Task material:
* Begin *
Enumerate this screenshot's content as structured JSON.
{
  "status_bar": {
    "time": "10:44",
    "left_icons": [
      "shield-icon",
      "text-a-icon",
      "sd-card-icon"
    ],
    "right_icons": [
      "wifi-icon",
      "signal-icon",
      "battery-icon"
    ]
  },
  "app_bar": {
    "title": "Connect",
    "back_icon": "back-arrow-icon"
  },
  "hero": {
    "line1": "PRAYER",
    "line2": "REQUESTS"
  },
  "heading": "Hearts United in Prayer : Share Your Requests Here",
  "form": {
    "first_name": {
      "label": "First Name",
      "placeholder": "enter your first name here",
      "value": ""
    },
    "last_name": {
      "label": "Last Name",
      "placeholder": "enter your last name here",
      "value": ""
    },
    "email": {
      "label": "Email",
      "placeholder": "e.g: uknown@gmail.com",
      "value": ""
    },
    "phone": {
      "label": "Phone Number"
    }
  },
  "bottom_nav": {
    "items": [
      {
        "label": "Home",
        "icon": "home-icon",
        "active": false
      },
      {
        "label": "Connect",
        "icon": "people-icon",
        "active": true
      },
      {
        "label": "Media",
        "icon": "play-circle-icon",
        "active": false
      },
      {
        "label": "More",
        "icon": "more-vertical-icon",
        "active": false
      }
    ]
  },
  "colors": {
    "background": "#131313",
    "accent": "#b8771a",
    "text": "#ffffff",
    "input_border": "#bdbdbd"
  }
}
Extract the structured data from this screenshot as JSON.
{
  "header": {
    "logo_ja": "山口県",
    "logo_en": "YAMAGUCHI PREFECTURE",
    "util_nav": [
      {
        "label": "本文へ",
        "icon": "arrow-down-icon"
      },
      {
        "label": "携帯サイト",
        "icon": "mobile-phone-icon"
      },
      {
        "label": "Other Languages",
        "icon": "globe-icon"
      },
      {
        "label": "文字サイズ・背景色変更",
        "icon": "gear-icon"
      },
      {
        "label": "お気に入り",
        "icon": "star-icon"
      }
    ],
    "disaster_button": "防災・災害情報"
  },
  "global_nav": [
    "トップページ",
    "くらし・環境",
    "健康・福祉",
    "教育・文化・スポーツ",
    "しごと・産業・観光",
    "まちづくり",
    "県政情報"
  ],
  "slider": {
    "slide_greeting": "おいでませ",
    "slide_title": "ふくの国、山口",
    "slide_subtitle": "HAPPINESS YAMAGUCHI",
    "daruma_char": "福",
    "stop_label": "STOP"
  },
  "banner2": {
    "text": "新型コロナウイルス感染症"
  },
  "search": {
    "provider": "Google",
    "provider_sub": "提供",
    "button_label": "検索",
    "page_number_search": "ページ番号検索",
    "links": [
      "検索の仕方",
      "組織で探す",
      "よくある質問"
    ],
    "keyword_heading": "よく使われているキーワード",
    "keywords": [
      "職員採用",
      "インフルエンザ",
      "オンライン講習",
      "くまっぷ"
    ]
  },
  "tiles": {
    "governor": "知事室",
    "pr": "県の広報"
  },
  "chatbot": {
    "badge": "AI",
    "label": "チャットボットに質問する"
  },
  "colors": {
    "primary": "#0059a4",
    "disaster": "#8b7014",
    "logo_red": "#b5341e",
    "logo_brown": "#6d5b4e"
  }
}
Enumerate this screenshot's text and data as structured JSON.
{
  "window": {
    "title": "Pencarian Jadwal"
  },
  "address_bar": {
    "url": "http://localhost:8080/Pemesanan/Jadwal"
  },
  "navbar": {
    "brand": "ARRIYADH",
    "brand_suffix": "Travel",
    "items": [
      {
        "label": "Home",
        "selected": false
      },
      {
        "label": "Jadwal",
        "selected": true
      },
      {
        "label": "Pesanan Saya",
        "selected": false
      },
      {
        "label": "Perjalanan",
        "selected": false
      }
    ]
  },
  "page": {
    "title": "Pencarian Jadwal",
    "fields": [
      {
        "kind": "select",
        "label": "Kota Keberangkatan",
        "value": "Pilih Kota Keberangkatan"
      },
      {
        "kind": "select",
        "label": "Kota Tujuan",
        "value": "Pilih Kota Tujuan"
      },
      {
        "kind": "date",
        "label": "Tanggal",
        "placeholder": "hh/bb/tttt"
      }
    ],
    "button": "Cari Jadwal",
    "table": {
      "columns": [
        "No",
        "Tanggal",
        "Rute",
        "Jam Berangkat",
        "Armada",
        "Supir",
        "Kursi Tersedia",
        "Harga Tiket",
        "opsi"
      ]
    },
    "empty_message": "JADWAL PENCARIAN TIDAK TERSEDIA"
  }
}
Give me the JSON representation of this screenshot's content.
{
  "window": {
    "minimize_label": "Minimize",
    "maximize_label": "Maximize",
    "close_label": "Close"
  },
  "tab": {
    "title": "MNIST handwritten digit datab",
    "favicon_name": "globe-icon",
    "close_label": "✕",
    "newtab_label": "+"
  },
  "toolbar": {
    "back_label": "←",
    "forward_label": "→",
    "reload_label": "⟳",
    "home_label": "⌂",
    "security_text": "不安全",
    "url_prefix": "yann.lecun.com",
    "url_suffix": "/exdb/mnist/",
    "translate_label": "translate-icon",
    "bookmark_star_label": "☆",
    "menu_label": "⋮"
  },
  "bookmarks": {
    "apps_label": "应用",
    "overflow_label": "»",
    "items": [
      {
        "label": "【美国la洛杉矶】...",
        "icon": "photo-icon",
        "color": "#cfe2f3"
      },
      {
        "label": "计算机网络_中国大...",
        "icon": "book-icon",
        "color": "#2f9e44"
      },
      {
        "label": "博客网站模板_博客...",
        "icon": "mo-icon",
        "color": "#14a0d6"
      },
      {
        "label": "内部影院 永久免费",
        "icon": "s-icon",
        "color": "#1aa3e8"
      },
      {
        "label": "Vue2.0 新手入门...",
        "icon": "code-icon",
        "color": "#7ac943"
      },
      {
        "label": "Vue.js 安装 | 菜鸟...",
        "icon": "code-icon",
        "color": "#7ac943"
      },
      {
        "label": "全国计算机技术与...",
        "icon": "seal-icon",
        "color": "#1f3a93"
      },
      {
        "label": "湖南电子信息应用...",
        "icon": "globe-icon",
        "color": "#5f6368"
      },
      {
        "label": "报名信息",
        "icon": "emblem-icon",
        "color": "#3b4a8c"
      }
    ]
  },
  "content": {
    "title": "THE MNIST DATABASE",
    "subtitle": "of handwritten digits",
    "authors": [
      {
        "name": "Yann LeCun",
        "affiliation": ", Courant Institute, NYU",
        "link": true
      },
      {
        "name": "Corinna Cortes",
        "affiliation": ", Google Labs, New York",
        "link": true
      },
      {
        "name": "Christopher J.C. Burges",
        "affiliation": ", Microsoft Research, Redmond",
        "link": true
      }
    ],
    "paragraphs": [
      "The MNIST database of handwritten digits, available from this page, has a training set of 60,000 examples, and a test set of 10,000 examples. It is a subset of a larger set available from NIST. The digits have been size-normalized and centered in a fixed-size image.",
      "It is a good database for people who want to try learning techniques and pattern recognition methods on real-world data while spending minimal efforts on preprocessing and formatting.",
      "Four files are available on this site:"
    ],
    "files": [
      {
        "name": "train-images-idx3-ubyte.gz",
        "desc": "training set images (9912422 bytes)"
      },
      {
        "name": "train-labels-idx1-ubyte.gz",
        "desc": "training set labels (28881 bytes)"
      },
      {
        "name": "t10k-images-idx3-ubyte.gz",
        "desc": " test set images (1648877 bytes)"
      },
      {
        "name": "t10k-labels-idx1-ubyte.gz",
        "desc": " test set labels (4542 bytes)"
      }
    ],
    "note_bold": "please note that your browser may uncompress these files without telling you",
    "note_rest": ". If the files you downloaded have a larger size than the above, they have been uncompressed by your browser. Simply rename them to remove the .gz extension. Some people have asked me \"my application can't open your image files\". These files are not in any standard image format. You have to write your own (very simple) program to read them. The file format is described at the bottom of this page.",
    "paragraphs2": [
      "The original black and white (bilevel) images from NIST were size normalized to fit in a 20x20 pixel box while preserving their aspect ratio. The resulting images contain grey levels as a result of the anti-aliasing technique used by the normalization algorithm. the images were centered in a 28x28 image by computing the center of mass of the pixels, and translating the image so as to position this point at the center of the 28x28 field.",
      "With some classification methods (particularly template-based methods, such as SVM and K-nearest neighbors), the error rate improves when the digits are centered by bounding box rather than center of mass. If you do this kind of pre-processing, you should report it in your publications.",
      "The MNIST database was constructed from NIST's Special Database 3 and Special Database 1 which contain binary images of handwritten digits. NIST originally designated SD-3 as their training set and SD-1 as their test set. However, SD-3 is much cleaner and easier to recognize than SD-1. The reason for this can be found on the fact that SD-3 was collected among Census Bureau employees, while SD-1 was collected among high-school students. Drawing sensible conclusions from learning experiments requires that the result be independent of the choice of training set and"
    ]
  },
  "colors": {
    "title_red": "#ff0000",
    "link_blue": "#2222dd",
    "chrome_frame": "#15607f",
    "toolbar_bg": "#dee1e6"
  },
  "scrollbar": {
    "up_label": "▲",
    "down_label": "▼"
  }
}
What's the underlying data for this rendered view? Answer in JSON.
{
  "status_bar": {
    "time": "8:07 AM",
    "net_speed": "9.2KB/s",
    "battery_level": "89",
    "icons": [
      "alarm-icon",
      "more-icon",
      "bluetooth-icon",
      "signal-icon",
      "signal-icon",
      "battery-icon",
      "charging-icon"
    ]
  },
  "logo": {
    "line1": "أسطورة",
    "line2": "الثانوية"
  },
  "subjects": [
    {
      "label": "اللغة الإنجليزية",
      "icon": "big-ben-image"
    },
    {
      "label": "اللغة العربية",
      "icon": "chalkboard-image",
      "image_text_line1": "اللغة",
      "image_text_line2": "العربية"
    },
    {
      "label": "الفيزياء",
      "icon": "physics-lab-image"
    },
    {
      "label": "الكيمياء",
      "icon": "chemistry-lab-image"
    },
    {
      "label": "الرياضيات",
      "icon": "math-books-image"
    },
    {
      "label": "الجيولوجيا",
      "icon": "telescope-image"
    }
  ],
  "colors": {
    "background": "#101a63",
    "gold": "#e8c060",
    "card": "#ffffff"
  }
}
* End *
Directions:
Starting at the line with "What's the underlying", copy every line up to and including the last one in the entries above.

Solution to the exercise:
What's the underlying data for this rendered view? Answer in JSON.
{
  "status_bar": {
    "time": "8:07 AM",
    "net_speed": "9.2KB/s",
    "battery_level": "89",
    "icons": [
      "alarm-icon",
      "more-icon",
      "bluetooth-icon",
      "signal-icon",
      "signal-icon",
      "battery-icon",
      "charging-icon"
    ]
  },
  "logo": {
    "line1": "أسطورة",
    "line2": "الثانوية"
  },
  "subjects": [
    {
      "label": "اللغة الإنجليزية",
      "icon": "big-ben-image"
    },
    {
      "label": "اللغة العربية",
      "icon": "chalkboard-image",
      "image_text_line1": "اللغة",
      "image_text_line2": "العربية"
    },
    {
      "label": "الفيزياء",
      "icon": "physics-lab-image"
    },
    {
      "label": "الكيمياء",
      "icon": "chemistry-lab-image"
    },
    {
      "label": "الرياضيات",
      "icon": "math-books-image"
    },
    {
      "label": "الجيولوجيا",
      "icon": "telescope-image"
    }
  ],
  "colors": {
    "background": "#101a63",
    "gold": "#e8c060",
    "card": "#ffffff"
  }
}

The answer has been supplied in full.